DIRECTION ->
Transcribe the records below exactly.
----
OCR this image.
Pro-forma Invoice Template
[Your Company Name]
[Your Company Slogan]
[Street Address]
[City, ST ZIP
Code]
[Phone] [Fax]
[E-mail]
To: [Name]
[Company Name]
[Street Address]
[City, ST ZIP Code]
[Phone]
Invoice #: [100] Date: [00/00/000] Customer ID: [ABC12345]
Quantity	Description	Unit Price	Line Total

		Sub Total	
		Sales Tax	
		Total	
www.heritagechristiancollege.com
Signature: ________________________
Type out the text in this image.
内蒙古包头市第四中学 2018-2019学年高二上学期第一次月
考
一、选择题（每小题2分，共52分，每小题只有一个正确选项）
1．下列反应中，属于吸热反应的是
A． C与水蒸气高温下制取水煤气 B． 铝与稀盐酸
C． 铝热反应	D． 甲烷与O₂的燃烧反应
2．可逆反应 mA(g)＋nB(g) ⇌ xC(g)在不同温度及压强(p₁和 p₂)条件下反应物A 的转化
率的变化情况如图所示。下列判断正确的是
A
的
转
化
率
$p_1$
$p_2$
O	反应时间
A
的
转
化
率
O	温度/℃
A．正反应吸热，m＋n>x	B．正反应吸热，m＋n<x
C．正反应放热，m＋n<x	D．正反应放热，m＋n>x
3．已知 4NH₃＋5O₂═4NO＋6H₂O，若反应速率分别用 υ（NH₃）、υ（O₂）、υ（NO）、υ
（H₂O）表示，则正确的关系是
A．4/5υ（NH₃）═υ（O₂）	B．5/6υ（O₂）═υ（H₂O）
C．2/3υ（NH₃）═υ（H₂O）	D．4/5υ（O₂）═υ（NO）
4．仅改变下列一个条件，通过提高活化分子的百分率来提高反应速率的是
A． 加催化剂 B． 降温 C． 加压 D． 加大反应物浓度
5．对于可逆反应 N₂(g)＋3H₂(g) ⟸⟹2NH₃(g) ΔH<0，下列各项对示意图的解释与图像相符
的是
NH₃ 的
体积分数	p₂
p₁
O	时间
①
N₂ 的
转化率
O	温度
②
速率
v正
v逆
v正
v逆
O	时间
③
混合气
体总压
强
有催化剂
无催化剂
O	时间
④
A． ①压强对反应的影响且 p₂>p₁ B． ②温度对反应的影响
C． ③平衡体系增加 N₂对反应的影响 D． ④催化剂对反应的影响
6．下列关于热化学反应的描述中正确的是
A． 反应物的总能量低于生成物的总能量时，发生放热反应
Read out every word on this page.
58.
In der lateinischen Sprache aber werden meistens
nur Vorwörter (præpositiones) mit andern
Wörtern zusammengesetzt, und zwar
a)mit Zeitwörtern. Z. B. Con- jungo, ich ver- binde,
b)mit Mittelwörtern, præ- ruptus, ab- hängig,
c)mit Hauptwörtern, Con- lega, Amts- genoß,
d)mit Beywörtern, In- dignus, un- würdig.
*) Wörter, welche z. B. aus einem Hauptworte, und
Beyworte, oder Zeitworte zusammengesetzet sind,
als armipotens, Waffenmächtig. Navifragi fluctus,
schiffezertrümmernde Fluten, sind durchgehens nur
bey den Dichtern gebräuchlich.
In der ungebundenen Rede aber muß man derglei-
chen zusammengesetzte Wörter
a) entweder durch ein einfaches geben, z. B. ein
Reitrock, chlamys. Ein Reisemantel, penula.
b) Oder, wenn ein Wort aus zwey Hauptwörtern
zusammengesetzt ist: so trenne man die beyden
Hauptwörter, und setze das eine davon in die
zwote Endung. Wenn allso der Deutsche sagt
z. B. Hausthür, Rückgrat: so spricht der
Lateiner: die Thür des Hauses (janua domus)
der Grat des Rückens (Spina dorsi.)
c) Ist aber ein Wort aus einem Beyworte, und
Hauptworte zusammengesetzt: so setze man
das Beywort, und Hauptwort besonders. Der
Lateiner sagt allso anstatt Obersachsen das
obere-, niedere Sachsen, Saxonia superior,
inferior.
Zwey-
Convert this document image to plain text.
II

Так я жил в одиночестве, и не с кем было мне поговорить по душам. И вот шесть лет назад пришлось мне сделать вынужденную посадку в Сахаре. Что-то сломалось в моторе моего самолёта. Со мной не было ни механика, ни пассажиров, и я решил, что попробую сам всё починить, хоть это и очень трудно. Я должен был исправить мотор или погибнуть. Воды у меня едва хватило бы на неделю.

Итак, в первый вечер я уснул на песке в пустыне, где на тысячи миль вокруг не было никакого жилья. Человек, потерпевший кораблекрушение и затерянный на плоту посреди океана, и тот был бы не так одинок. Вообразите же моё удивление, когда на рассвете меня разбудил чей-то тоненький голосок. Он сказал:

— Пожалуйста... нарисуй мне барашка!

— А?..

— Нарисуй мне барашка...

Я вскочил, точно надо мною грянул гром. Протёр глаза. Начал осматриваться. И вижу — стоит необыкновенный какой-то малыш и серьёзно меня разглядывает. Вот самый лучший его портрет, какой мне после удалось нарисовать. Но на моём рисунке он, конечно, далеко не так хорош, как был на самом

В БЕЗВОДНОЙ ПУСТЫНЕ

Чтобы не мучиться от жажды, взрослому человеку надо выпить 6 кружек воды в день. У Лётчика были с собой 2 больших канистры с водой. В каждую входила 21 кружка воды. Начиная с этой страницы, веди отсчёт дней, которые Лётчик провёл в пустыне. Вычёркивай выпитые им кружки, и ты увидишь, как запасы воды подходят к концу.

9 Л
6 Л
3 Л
----
FULL SOLUTION ->
OCR this image.
Pro-forma Invoice Template
[Your Company Name]
[Your Company Slogan]
[Street Address]
[City, ST ZIP
Code]
[Phone] [Fax]
[E-mail]
To: [Name]
[Company Name]
[Street Address]
[City, ST ZIP Code]
[Phone]
Invoice #: [100] Date: [00/00/000] Customer ID: [ABC12345]
Quantity	Description	Unit Price	Line Total

		Sub Total	
		Sales Tax	
		Total	
www.heritagechristiancollege.com
Signature: ________________________
Type out the text in this image.
内蒙古包头市第四中学 2018-2019学年高二上学期第一次月
考
一、选择题（每小题2分，共52分，每小题只有一个正确选项）
1．下列反应中，属于吸热反应的是
A． C与水蒸气高温下制取水煤气 B． 铝与稀盐酸
C． 铝热反应	D． 甲烷与O₂的燃烧反应
2．可逆反应 mA(g)＋nB(g) ⇌ xC(g)在不同温度及压强(p₁和 p₂)条件下反应物A 的转化
率的变化情况如图所示。下列判断正确的是
A
的
转
化
率
$p_1$
$p_2$
O	反应时间
A
的
转
化
率
O	温度/℃
A．正反应吸热，m＋n>x	B．正反应吸热，m＋n<x
C．正反应放热，m＋n<x	D．正反应放热，m＋n>x
3．已知 4NH₃＋5O₂═4NO＋6H₂O，若反应速率分别用 υ（NH₃）、υ（O₂）、υ（NO）、υ
（H₂O）表示，则正确的关系是
A．4/5υ（NH₃）═υ（O₂）	B．5/6υ（O₂）═υ（H₂O）
C．2/3υ（NH₃）═υ（H₂O）	D．4/5υ（O₂）═υ（NO）
4．仅改变下列一个条件，通过提高活化分子的百分率来提高反应速率的是
A． 加催化剂 B． 降温 C． 加压 D． 加大反应物浓度
5．对于可逆反应 N₂(g)＋3H₂(g) ⟸⟹2NH₃(g) ΔH<0，下列各项对示意图的解释与图像相符
的是
NH₃ 的
体积分数	p₂
p₁
O	时间
①
N₂ 的
转化率
O	温度
②
速率
v正
v逆
v正
v逆
O	时间
③
混合气
体总压
强
有催化剂
无催化剂
O	时间
④
A． ①压强对反应的影响且 p₂>p₁ B． ②温度对反应的影响
C． ③平衡体系增加 N₂对反应的影响 D． ④催化剂对反应的影响
6．下列关于热化学反应的描述中正确的是
A． 反应物的总能量低于生成物的总能量时，发生放热反应
Read out every word on this page.
58.
In der lateinischen Sprache aber werden meistens
nur Vorwörter (præpositiones) mit andern
Wörtern zusammengesetzt, und zwar
a)mit Zeitwörtern. Z. B. Con- jungo, ich ver- binde,
b)mit Mittelwörtern, præ- ruptus, ab- hängig,
c)mit Hauptwörtern, Con- lega, Amts- genoß,
d)mit Beywörtern, In- dignus, un- würdig.
*) Wörter, welche z. B. aus einem Hauptworte, und
Beyworte, oder Zeitworte zusammengesetzet sind,
als armipotens, Waffenmächtig. Navifragi fluctus,
schiffezertrümmernde Fluten, sind durchgehens nur
bey den Dichtern gebräuchlich.
In der ungebundenen Rede aber muß man derglei-
chen zusammengesetzte Wörter
a) entweder durch ein einfaches geben, z. B. ein
Reitrock, chlamys. Ein Reisemantel, penula.
b) Oder, wenn ein Wort aus zwey Hauptwörtern
zusammengesetzt ist: so trenne man die beyden
Hauptwörter, und setze das eine davon in die
zwote Endung. Wenn allso der Deutsche sagt
z. B. Hausthür, Rückgrat: so spricht der
Lateiner: die Thür des Hauses (janua domus)
der Grat des Rückens (Spina dorsi.)
c) Ist aber ein Wort aus einem Beyworte, und
Hauptworte zusammengesetzt: so setze man
das Beywort, und Hauptwort besonders. Der
Lateiner sagt allso anstatt Obersachsen das
obere-, niedere Sachsen, Saxonia superior,
inferior.
Zwey-
Convert this document image to plain text.
II

Так я жил в одиночестве, и не с кем было мне поговорить по душам. И вот шесть лет назад пришлось мне сделать вынужденную посадку в Сахаре. Что-то сломалось в моторе моего самолёта. Со мной не было ни механика, ни пассажиров, и я решил, что попробую сам всё починить, хоть это и очень трудно. Я должен был исправить мотор или погибнуть. Воды у меня едва хватило бы на неделю.

Итак, в первый вечер я уснул на песке в пустыне, где на тысячи миль вокруг не было никакого жилья. Человек, потерпевший кораблекрушение и затерянный на плоту посреди океана, и тот был бы не так одинок. Вообразите же моё удивление, когда на рассвете меня разбудил чей-то тоненький голосок. Он сказал:

— Пожалуйста... нарисуй мне барашка!

— А?..

— Нарисуй мне барашка...

Я вскочил, точно надо мною грянул гром. Протёр глаза. Начал осматриваться. И вижу — стоит необыкновенный какой-то малыш и серьёзно меня разглядывает. Вот самый лучший его портрет, какой мне после удалось нарисовать. Но на моём рисунке он, конечно, далеко не так хорош, как был на самом

В БЕЗВОДНОЙ ПУСТЫНЕ

Чтобы не мучиться от жажды, взрослому человеку надо выпить 6 кружек воды в день. У Лётчика были с собой 2 больших канистры с водой. В каждую входила 21 кружка воды. Начиная с этой страницы, веди отсчёт дней, которые Лётчик провёл в пустыне. Вычёркивай выпитые им кружки, и ты увидишь, как запасы воды подходят к концу.

9 Л
6 Л
3 Л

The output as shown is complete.